> _Exercise set_
[1] According to the CA 65 blog post, when was Legislative Route Number 129 established?
[2] List every numbered highway or route designation that the CA 65 blog post mentions.
[3] Do these statements agree with the CA 65 blog post? (a) CA 65 was one of the original state highways signed in 1934. (b) In 1934, CA 65 ran north only as far as CA 198. (c) The part of CA 65 north of CA 198 is now CA 245.

Skip to main content

California State Route 65; South Segment

After leaving Bakersfield I decided to take a mountain side way back to Fresno and turned off CA 99 onto the southern portion of California State Route 65.


CA 65 was one of the original 1934 signed state highways.  Back in 1934 CA 65 ran from US 99 north to CA 180/Dunlap Road near General Grant National Park.  CA 65 is now a split route with a large unbuilt segment in between the two sections, the portion north of CA 198 is now CA 245.  All of CA 65 from US 99 north to CA 180 was part of Legislative Route Number 129 which was established in 1929.  CA 65 has a ton of alignment changes, renumbering and general shifts so I'll cover that at the end of this blog.  For now CAhighways.org covers the changes and history of CA 65 pretty well if you feel like reading it in advance.

> _Spatial layout entries_
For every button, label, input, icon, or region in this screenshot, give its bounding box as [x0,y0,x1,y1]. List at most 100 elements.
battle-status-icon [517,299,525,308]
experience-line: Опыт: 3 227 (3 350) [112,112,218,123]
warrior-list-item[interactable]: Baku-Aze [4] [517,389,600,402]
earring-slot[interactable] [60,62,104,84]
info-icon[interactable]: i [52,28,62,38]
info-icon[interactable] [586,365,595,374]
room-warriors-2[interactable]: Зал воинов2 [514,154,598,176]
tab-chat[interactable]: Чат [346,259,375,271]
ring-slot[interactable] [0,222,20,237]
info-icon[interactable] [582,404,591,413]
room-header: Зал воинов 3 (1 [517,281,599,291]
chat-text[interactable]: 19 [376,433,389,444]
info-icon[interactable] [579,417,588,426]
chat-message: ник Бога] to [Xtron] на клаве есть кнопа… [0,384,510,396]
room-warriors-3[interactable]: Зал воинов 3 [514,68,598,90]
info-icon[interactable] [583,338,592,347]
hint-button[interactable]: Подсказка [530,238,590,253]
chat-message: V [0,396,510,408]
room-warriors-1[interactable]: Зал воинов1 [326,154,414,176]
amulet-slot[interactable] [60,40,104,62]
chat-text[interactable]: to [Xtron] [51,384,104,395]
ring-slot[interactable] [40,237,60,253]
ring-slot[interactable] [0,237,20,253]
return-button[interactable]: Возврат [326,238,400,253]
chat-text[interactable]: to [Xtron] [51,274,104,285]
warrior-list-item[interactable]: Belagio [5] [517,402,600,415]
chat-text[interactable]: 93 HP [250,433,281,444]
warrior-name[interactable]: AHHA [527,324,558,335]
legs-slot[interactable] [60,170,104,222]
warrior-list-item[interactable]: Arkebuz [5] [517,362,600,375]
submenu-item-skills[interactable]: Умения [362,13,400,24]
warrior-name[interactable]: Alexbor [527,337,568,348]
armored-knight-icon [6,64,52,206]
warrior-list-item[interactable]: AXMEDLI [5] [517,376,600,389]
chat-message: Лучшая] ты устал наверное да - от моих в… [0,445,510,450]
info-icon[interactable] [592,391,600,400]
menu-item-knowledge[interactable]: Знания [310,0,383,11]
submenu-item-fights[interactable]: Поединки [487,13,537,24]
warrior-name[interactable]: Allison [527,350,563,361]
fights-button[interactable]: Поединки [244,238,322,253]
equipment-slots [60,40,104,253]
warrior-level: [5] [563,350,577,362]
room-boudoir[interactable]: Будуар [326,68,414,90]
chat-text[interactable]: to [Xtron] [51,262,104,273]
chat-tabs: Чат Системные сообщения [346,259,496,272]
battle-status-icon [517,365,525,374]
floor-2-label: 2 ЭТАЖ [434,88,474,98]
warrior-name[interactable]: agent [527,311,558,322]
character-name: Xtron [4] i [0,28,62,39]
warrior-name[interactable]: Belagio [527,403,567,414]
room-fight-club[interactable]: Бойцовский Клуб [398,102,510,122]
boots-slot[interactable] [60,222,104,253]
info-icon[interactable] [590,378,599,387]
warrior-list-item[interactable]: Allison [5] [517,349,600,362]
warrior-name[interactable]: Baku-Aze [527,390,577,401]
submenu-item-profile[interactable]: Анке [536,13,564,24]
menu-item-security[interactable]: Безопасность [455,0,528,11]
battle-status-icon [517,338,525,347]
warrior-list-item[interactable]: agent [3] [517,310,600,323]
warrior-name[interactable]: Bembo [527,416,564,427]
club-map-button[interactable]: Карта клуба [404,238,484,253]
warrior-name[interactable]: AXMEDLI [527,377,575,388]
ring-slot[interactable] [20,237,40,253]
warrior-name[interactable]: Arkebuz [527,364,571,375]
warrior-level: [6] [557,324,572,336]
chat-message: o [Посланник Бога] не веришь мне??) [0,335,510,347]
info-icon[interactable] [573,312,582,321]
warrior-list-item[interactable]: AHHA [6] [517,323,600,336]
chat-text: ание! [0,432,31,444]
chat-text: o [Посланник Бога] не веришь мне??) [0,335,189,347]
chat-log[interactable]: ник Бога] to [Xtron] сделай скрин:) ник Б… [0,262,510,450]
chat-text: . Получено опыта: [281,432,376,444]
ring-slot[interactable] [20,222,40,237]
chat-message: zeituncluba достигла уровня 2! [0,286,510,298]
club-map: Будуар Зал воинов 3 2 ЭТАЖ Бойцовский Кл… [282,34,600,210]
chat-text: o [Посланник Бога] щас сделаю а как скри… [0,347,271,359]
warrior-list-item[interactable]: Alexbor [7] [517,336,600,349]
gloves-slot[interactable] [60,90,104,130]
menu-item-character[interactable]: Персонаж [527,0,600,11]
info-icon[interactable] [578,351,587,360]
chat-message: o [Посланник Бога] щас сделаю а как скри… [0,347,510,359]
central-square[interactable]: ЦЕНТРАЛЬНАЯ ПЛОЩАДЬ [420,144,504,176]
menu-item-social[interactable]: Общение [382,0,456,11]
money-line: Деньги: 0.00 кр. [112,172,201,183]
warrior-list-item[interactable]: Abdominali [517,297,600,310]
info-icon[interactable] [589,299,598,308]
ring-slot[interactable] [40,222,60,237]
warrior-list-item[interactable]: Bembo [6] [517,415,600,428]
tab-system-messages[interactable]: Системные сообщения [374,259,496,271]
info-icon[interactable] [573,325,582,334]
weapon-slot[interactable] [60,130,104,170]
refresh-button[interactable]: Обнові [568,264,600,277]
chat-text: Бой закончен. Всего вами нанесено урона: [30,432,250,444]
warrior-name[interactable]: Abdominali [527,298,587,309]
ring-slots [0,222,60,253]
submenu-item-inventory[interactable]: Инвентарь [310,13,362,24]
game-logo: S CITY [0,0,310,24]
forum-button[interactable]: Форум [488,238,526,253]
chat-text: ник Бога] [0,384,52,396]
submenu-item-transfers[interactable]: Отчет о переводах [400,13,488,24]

> _Responses by task_
[1] 1929

[2] CA 99, CA 65, US 99, CA 180, CA 198, CA 245, Legislative Route Number 129

[3]
(a) Yes: "CA 65 was one of the original 1934 signed state highways."
(b) No: "Back in 1934 CA 65 ran from US 99 north to CA 180/Dunlap Road near General Grant National Park."
(c) Yes: "the portion north of CA 198 is now CA 245."